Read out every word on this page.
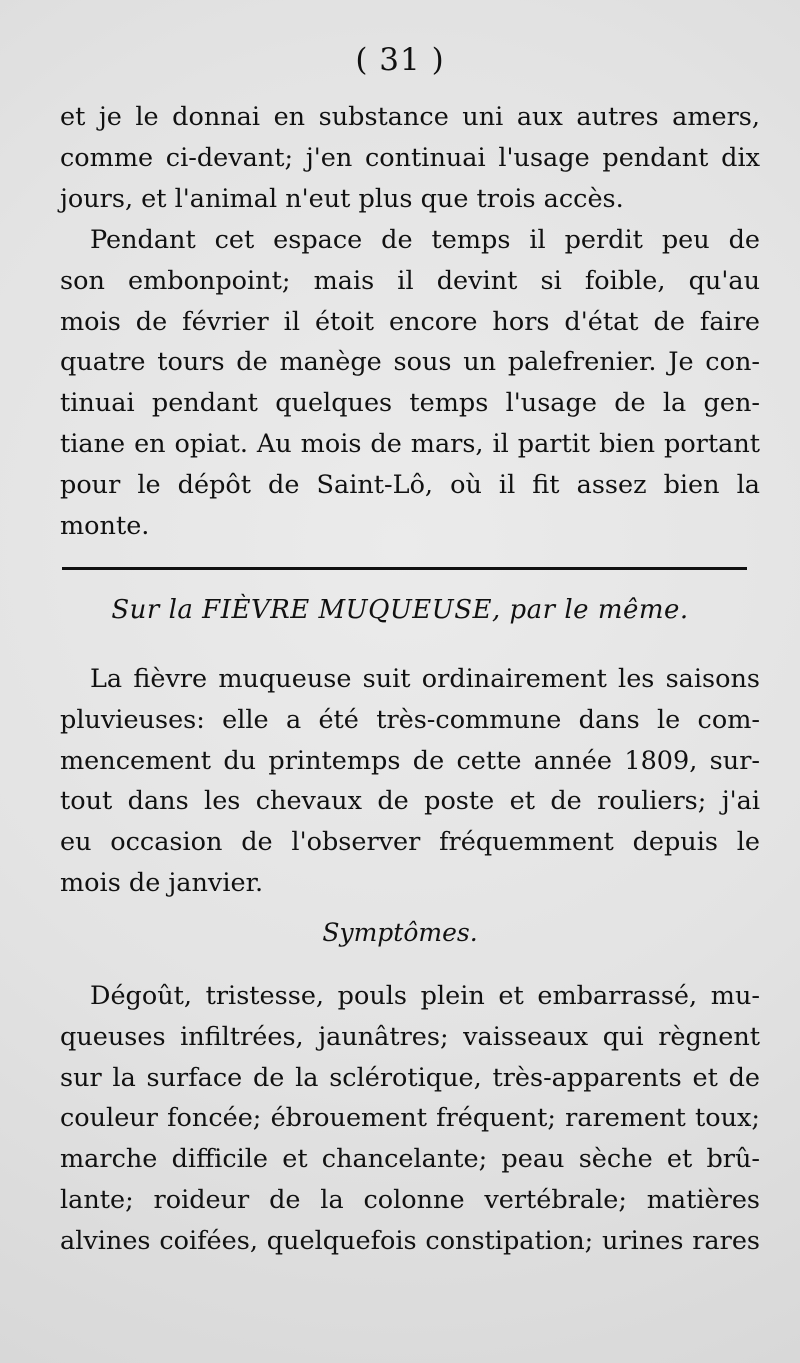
( 31 )
et je le donnai en substance uni aux autres amers,
comme ci-devant; j'en continuai l'usage pendant dix
jours, et l'animal n'eut plus que trois accès.
Pendant cet espace de temps il perdit peu de
son embonpoint; mais il devint si foible, qu'au
mois de février il étoit encore hors d'état de faire
quatre tours de manège sous un palefrenier. Je con-
tinuai pendant quelques temps l'usage de la gen-
tiane en opiat. Au mois de mars, il partit bien portant
pour le dépôt de Saint-Lô, où il fit assez bien la
monte.
Sur la FIÈVRE MUQUEUSE, par le même.
La fièvre muqueuse suit ordinairement les saisons
pluvieuses: elle a été très-commune dans le com-
mencement du printemps de cette année 1809, sur-
tout dans les chevaux de poste et de rouliers; j'ai
eu occasion de l'observer fréquemment depuis le
mois de janvier.
Symptômes.
Dégoût, tristesse, pouls plein et embarrassé, mu-
queuses infiltrées, jaunâtres; vaisseaux qui règnent
sur la surface de la sclérotique, très-apparents et de
couleur foncée; ébrouement fréquent; rarement toux;
marche difficile et chancelante; peau sèche et brû-
lante; roideur de la colonne vertébrale; matières
alvines coifées, quelquefois constipation; urines rares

________

» TASK TO CARRY OUT
Quote every entry exactly, with the pictures omitted.

» EXPECTED ANSWER
Read out every word on this page.
( 31 )
et je le donnai en substance uni aux autres amers,
comme ci-devant; j'en continuai l'usage pendant dix
jours, et l'animal n'eut plus que trois accès.
Pendant cet espace de temps il perdit peu de
son embonpoint; mais il devint si foible, qu'au
mois de février il étoit encore hors d'état de faire
quatre tours de manège sous un palefrenier. Je con-
tinuai pendant quelques temps l'usage de la gen-
tiane en opiat. Au mois de mars, il partit bien portant
pour le dépôt de Saint-Lô, où il fit assez bien la
monte.
Sur la FIÈVRE MUQUEUSE, par le même.
La fièvre muqueuse suit ordinairement les saisons
pluvieuses: elle a été très-commune dans le com-
mencement du printemps de cette année 1809, sur-
tout dans les chevaux de poste et de rouliers; j'ai
eu occasion de l'observer fréquemment depuis le
mois de janvier.
Symptômes.
Dégoût, tristesse, pouls plein et embarrassé, mu-
queuses infiltrées, jaunâtres; vaisseaux qui règnent
sur la surface de la sclérotique, très-apparents et de
couleur foncée; ébrouement fréquent; rarement toux;
marche difficile et chancelante; peau sèche et brû-
lante; roideur de la colonne vertébrale; matières
alvines coifées, quelquefois constipation; urines rares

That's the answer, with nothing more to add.